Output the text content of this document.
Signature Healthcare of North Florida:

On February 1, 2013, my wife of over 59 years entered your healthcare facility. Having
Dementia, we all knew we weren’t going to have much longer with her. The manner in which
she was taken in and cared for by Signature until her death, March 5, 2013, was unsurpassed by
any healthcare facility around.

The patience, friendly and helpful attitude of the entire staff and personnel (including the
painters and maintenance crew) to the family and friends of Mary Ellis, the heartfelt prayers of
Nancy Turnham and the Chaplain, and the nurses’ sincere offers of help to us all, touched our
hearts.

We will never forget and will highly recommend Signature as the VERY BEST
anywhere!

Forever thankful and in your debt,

▶ _EXERCISE DIRECTIONS_
Go through the listing and print each line exactly as it appears.

▶ _ANSWER TO THE PROBLEM_
Output the text content of this document.
Signature Healthcare of North Florida:

On February 1, 2013, my wife of over 59 years entered your healthcare facility. Having
Dementia, we all knew we weren’t going to have much longer with her. The manner in which
she was taken in and cared for by Signature until her death, March 5, 2013, was unsurpassed by
any healthcare facility around.

The patience, friendly and helpful attitude of the entire staff and personnel (including the
painters and maintenance crew) to the family and friends of Mary Ellis, the heartfelt prayers of
Nancy Turnham and the Chaplain, and the nurses’ sincere offers of help to us all, touched our
hearts.

We will never forget and will highly recommend Signature as the VERY BEST
anywhere!

Forever thankful and in your debt,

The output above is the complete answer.